THE TASK: Give only the number of lines that hold the word "Windows".

Stored data entries:
----------------------------------------

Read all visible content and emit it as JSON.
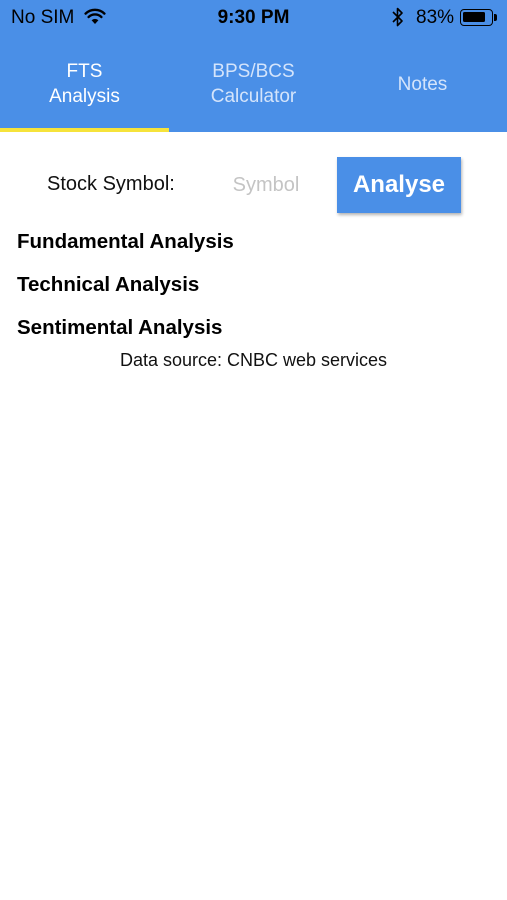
{
  "status_bar": {
    "carrier": "No SIM",
    "time": "9:30 PM",
    "battery_percent": "83%",
    "battery_level": 0.83
  },
  "tabs": [
    {
      "label": "FTS\nAnalysis",
      "active": true
    },
    {
      "label": "BPS/BCS\nCalculator",
      "active": false
    },
    {
      "label": "Notes",
      "active": false
    }
  ],
  "colors": {
    "header_blue": "#4a8fe7",
    "active_tab_indicator": "#f6e33b",
    "button_blue": "#4a8fe7"
  },
  "form": {
    "stock_label": "Stock Symbol:",
    "symbol_value": "",
    "symbol_placeholder": "Symbol",
    "analyse_label": "Analyse"
  },
  "sections": [
    {
      "label": "Fundamental Analysis"
    },
    {
      "label": "Technical Analysis"
    },
    {
      "label": "Sentimental Analysis"
    }
  ],
  "data_source": "Data source: CNBC web services"
}
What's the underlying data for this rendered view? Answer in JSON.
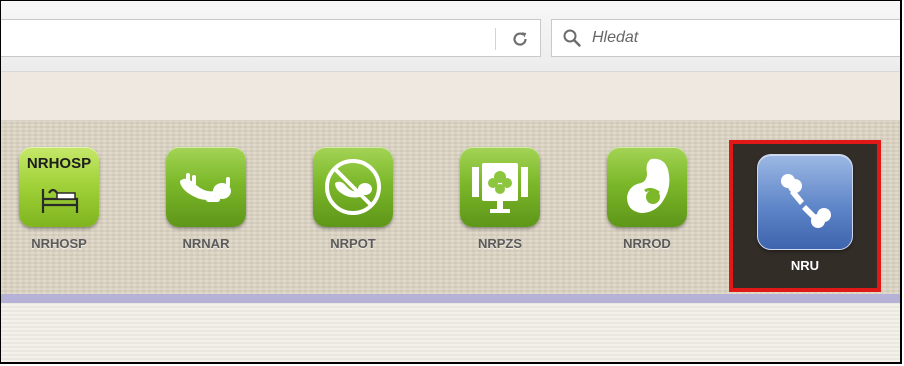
{
  "browser": {
    "search": {
      "placeholder": "Hledat"
    },
    "reload_icon": "reload-icon",
    "search_icon": "magnifier-icon"
  },
  "apps": [
    {
      "label": "NRHOSP",
      "icon_text": "NRHOSP",
      "icon": "hospital-bed-icon",
      "color": "#7cb82a"
    },
    {
      "label": "NRNAR",
      "icon": "newborn-icon",
      "color": "#7cb82a"
    },
    {
      "label": "NRPOT",
      "icon": "crossed-newborn-icon",
      "color": "#7cb82a"
    },
    {
      "label": "NRPZS",
      "icon": "medical-monitor-icon",
      "color": "#7cb82a"
    },
    {
      "label": "NRROD",
      "icon": "mother-child-icon",
      "color": "#7cb82a"
    },
    {
      "label": "NRU",
      "icon": "bone-fracture-icon",
      "color": "#5f86c8",
      "selected": true,
      "highlight": "#e01818"
    }
  ]
}
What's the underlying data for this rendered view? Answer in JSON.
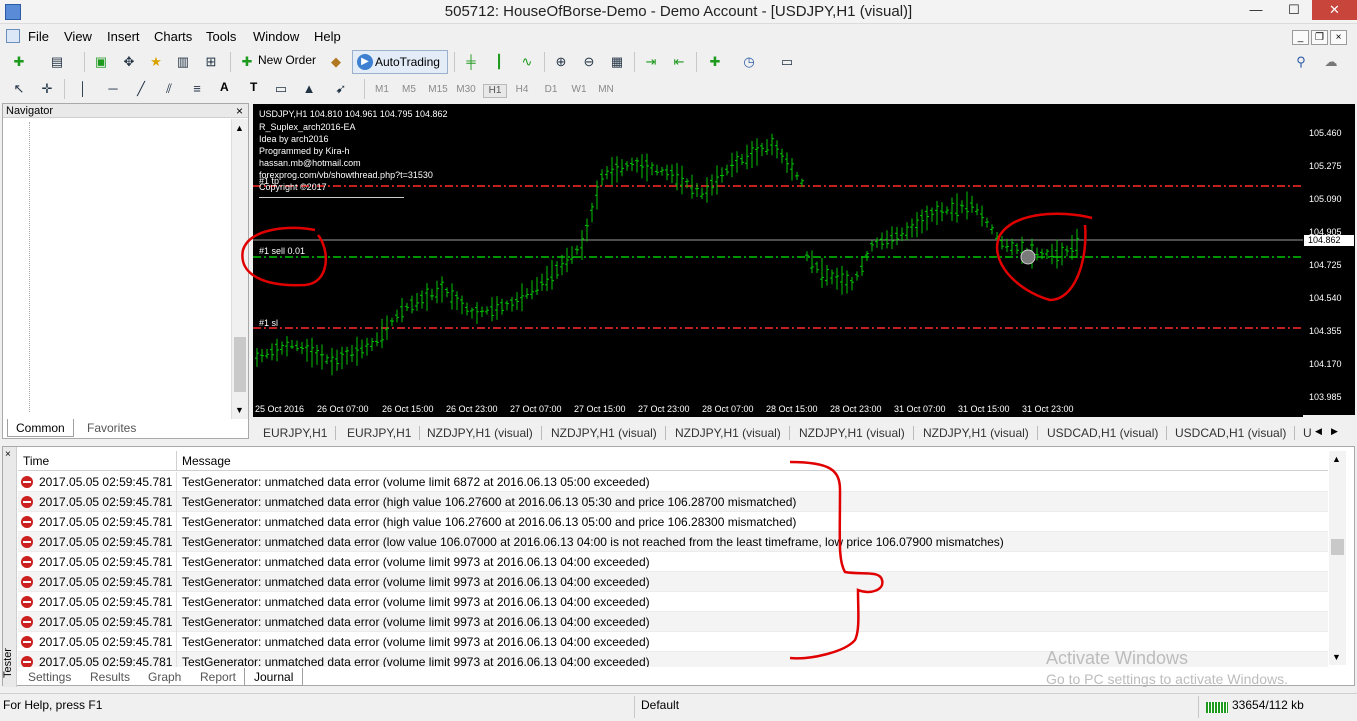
{
  "window": {
    "title": "505712: HouseOfBorse-Demo - Demo Account - [USDJPY,H1 (visual)]",
    "minimize": "—",
    "maximize": "☐",
    "close": "✕"
  },
  "menu": [
    "File",
    "View",
    "Insert",
    "Charts",
    "Tools",
    "Window",
    "Help"
  ],
  "toolbar": {
    "new_order": "New Order",
    "autotrading": "AutoTrading",
    "timeframes": [
      "M1",
      "M5",
      "M15",
      "M30",
      "H1",
      "H4",
      "D1",
      "W1",
      "MN"
    ],
    "selected_timeframe": "H1",
    "draw_labels": [
      "A",
      "T"
    ]
  },
  "navigator": {
    "title": "Navigator",
    "close": "×",
    "tabs": [
      "Common",
      "Favorites"
    ],
    "active_tab": "Common"
  },
  "chart": {
    "symbol_line": "USDJPY,H1  104.810 104.961 104.795 104.862",
    "ea_info": [
      "R_Suplex_arch2016-EA",
      "Idea by arch2016",
      "Programmed by Kira-h",
      "hassan.mb@hotmail.com",
      "forexprog.com/vb/showthread.php?t=31530",
      "Copyright ©2017"
    ],
    "order_labels": {
      "tp": "#1 tp",
      "sell": "#1 sell 0.01",
      "sl": "#1 sl"
    },
    "current_price": "104.862",
    "price_ticks": [
      "105.460",
      "105.275",
      "105.090",
      "104.905",
      "104.725",
      "104.540",
      "104.355",
      "104.170",
      "103.985"
    ],
    "time_ticks": [
      "25 Oct 2016",
      "26 Oct 07:00",
      "26 Oct 15:00",
      "26 Oct 23:00",
      "27 Oct 07:00",
      "27 Oct 15:00",
      "27 Oct 23:00",
      "28 Oct 07:00",
      "28 Oct 15:00",
      "28 Oct 23:00",
      "31 Oct 07:00",
      "31 Oct 15:00",
      "31 Oct 23:00"
    ],
    "colors": {
      "bg": "#000000",
      "bars": "#00c400",
      "tp_sl": "#ff2b2b",
      "entry": "#00c400",
      "grid_line": "#9a9a9a"
    }
  },
  "chart_tabs": [
    "EURJPY,H1",
    "EURJPY,H1",
    "NZDJPY,H1 (visual)",
    "NZDJPY,H1 (visual)",
    "NZDJPY,H1 (visual)",
    "NZDJPY,H1 (visual)",
    "NZDJPY,H1 (visual)",
    "USDCAD,H1 (visual)",
    "USDCAD,H1 (visual)",
    "U"
  ],
  "journal": {
    "columns": {
      "time": "Time",
      "message": "Message"
    },
    "rows": [
      {
        "time": "2017.05.05 02:59:45.781",
        "message": "TestGenerator: unmatched data error (volume limit 6872 at 2016.06.13 05:00 exceeded)"
      },
      {
        "time": "2017.05.05 02:59:45.781",
        "message": "TestGenerator: unmatched data error (high value 106.27600 at 2016.06.13 05:30 and price 106.28700 mismatched)"
      },
      {
        "time": "2017.05.05 02:59:45.781",
        "message": "TestGenerator: unmatched data error (high value 106.27600 at 2016.06.13 05:00 and price 106.28300 mismatched)"
      },
      {
        "time": "2017.05.05 02:59:45.781",
        "message": "TestGenerator: unmatched data error (low value 106.07000 at 2016.06.13 04:00 is not reached from the least timeframe, low price 106.07900 mismatches)"
      },
      {
        "time": "2017.05.05 02:59:45.781",
        "message": "TestGenerator: unmatched data error (volume limit 9973 at 2016.06.13 04:00 exceeded)"
      },
      {
        "time": "2017.05.05 02:59:45.781",
        "message": "TestGenerator: unmatched data error (volume limit 9973 at 2016.06.13 04:00 exceeded)"
      },
      {
        "time": "2017.05.05 02:59:45.781",
        "message": "TestGenerator: unmatched data error (volume limit 9973 at 2016.06.13 04:00 exceeded)"
      },
      {
        "time": "2017.05.05 02:59:45.781",
        "message": "TestGenerator: unmatched data error (volume limit 9973 at 2016.06.13 04:00 exceeded)"
      },
      {
        "time": "2017.05.05 02:59:45.781",
        "message": "TestGenerator: unmatched data error (volume limit 9973 at 2016.06.13 04:00 exceeded)"
      },
      {
        "time": "2017.05.05 02:59:45.781",
        "message": "TestGenerator: unmatched data error (volume limit 9973 at 2016.06.13 04:00 exceeded)"
      }
    ]
  },
  "tester": {
    "side_label": "Tester",
    "tabs": [
      "Settings",
      "Results",
      "Graph",
      "Report",
      "Journal"
    ],
    "active_tab": "Journal"
  },
  "status": {
    "help": "For Help, press F1",
    "profile": "Default",
    "traffic": "33654/112 kb"
  },
  "watermark": {
    "line1": "Activate Windows",
    "line2": "Go to PC settings to activate Windows."
  }
}
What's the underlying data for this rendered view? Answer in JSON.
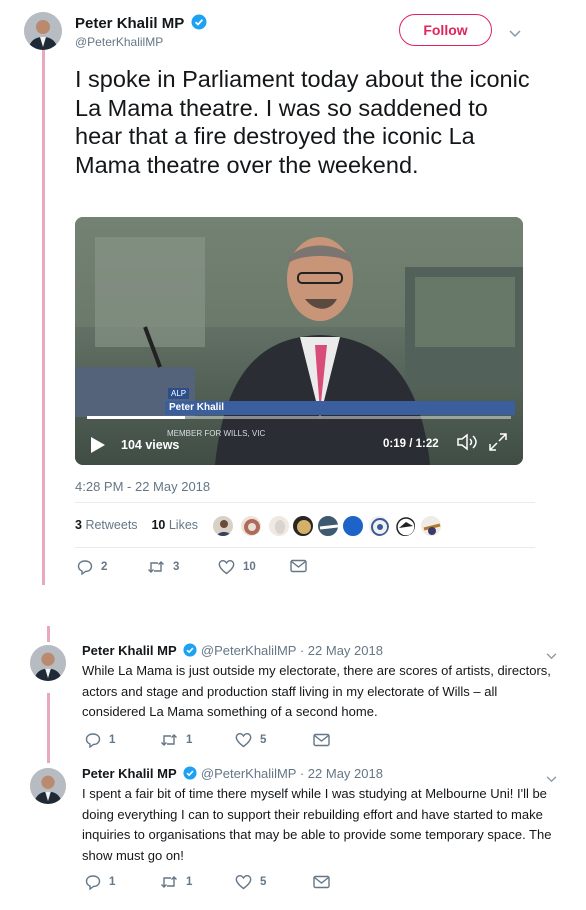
{
  "main_tweet": {
    "display_name": "Peter Khalil MP",
    "handle": "@PeterKhalilMP",
    "follow_label": "Follow",
    "text": "I spoke in Parliament today about the iconic La Mama theatre. I was so saddened to hear that a fire destroyed the iconic La Mama theatre over the weekend.",
    "video": {
      "party_tag": "ALP",
      "lower_third_name": "Peter Khalil",
      "lower_third_title": "MEMBER FOR WILLS, VIC",
      "views": "104 views",
      "time": "0:19 / 1:22",
      "progress": 0.23
    },
    "timestamp": "4:28 PM - 22 May 2018",
    "retweets_count": "3",
    "retweets_label": "Retweets",
    "likes_count": "10",
    "likes_label": "Likes",
    "actions": {
      "replies": "2",
      "retweets": "3",
      "likes": "10"
    }
  },
  "replies": [
    {
      "display_name": "Peter Khalil MP",
      "handle": "@PeterKhalilMP",
      "date": "· 22 May 2018",
      "text": "While La Mama is just outside my electorate, there are scores of artists, directors, actors and stage and production staff living in my electorate of Wills – all considered La Mama something of a second home.",
      "replies": "1",
      "retweets": "1",
      "likes": "5"
    },
    {
      "display_name": "Peter Khalil MP",
      "handle": "@PeterKhalilMP",
      "date": "· 22 May 2018",
      "text": "I spent a fair bit of time there myself while I was studying at Melbourne Uni! I'll be doing everything I can to support their rebuilding effort and have started to make inquiries to organisations that may be able to provide some temporary space. The show must go on!",
      "replies": "1",
      "retweets": "1",
      "likes": "5"
    }
  ],
  "colors": {
    "accent": "#e0245e",
    "thread_line": "#e8a9bd",
    "verified": "#1da1f2",
    "muted": "#657786"
  }
}
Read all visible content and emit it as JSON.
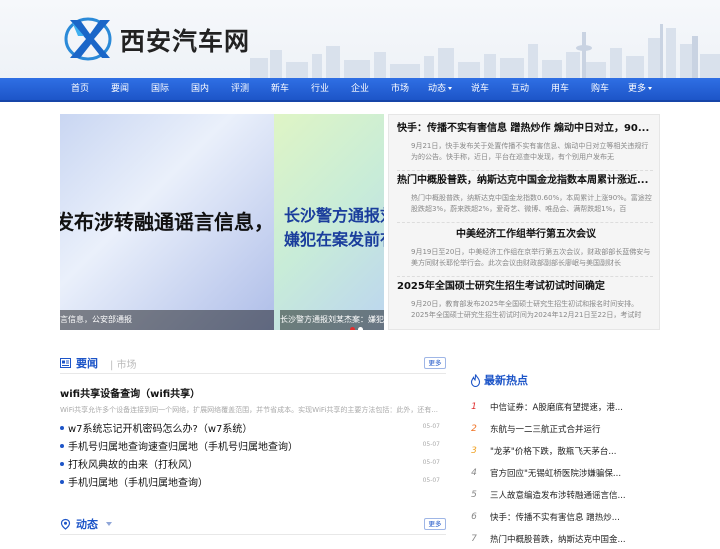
{
  "site": {
    "name": "西安汽车网"
  },
  "nav": [
    {
      "label": "首页"
    },
    {
      "label": "要闻"
    },
    {
      "label": "国际"
    },
    {
      "label": "国内"
    },
    {
      "label": "评测"
    },
    {
      "label": "新车"
    },
    {
      "label": "行业"
    },
    {
      "label": "企业"
    },
    {
      "label": "市场"
    },
    {
      "label": "动态",
      "dropdown": true
    },
    {
      "label": "说车"
    },
    {
      "label": "互动"
    },
    {
      "label": "用车"
    },
    {
      "label": "购车"
    },
    {
      "label": "更多",
      "dropdown": true
    }
  ],
  "banner": {
    "slide1_text": "发布涉转融通谣言信息，公安部",
    "slide2_line1": "长沙警方通报刘某杰",
    "slide2_line2": "嫌犯在案发前有交",
    "caption1": "言信息，公安部通报",
    "caption2": "长沙警方通报刘某杰案：嫌犯"
  },
  "headlines": [
    {
      "title": "快手：传播不实有害信息 蹭热炒作 煽动中日对立，90...",
      "desc": "9月21日，快手发布关于处置传播不实有害信息、煽动中日对立等相关违规行为的公告。快手称，近日，平台在巡查中发现，有个别用户发布无"
    },
    {
      "title": "热门中概股普跌，纳斯达克中国金龙指数本周累计涨近...",
      "desc": "热门中概股普跌，纳斯达克中国金龙指数0.60%，本周累计上涨90%。富途控股跌超3%，蔚来跌超2%，爱奇艺、微博、唯品会、满帮跌超1%，百"
    },
    {
      "title": "中美经济工作组举行第五次会议",
      "desc": "9月19日至20日，中美经济工作组在京举行第五次会议，财政部部长蓝佛安与美方同财长耶伦举行会。此次会议由财政部副部长廖岷与美国副财长"
    },
    {
      "title": "2025年全国硕士研究生招生考试初试时间确定",
      "desc": "9月20日，教育部发布2025年全国硕士研究生招生初试和报名时间安排。2025年全国硕士研究生招生初试时间为2024年12月21日至22日，考试时"
    }
  ],
  "section1": {
    "title": "要闻",
    "sub": "市场",
    "more": "更多"
  },
  "featured": {
    "title": "wifi共享设备查询（wifi共享）",
    "desc": "WiFi共享允许多个设备连接到同一个网络，扩展网络覆盖范围，并节省成本。实现WiFi共享的主要方法包括：此外，还有..."
  },
  "list": [
    {
      "title": "w7系统忘记开机密码怎么办?（w7系统）",
      "date": "05-07"
    },
    {
      "title": "手机号归属地查询速查归属地（手机号归属地查询）",
      "date": "05-07"
    },
    {
      "title": "打秋风典故的由来（打秋风）",
      "date": "05-07"
    },
    {
      "title": "手机归属地（手机归属地查询）",
      "date": "05-07"
    }
  ],
  "section2": {
    "title": "动态",
    "more": "更多"
  },
  "hot": {
    "title": "最新热点",
    "items": [
      {
        "num": "1",
        "text": "中信证券：A股磨底有望提速，港..."
      },
      {
        "num": "2",
        "text": "东航与一二三航正式合并运行"
      },
      {
        "num": "3",
        "text": "\"龙茅\"价格下跌，散瓶飞天茅台..."
      },
      {
        "num": "4",
        "text": "官方回应\"无锡虹桥医院涉嫌骗保..."
      },
      {
        "num": "5",
        "text": "三人故意编造发布涉转融通谣言信..."
      },
      {
        "num": "6",
        "text": "快手：传播不实有害信息 蹭热炒..."
      },
      {
        "num": "7",
        "text": "热门中概股普跌，纳斯达克中国金..."
      }
    ]
  },
  "colors": {
    "nav": "#1d55c8",
    "rank1": "#e03030",
    "rank2": "#f07020",
    "rank3": "#f0a020",
    "rank_other": "#888888"
  }
}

----------------------------------------

ANSWER IN FULL: 2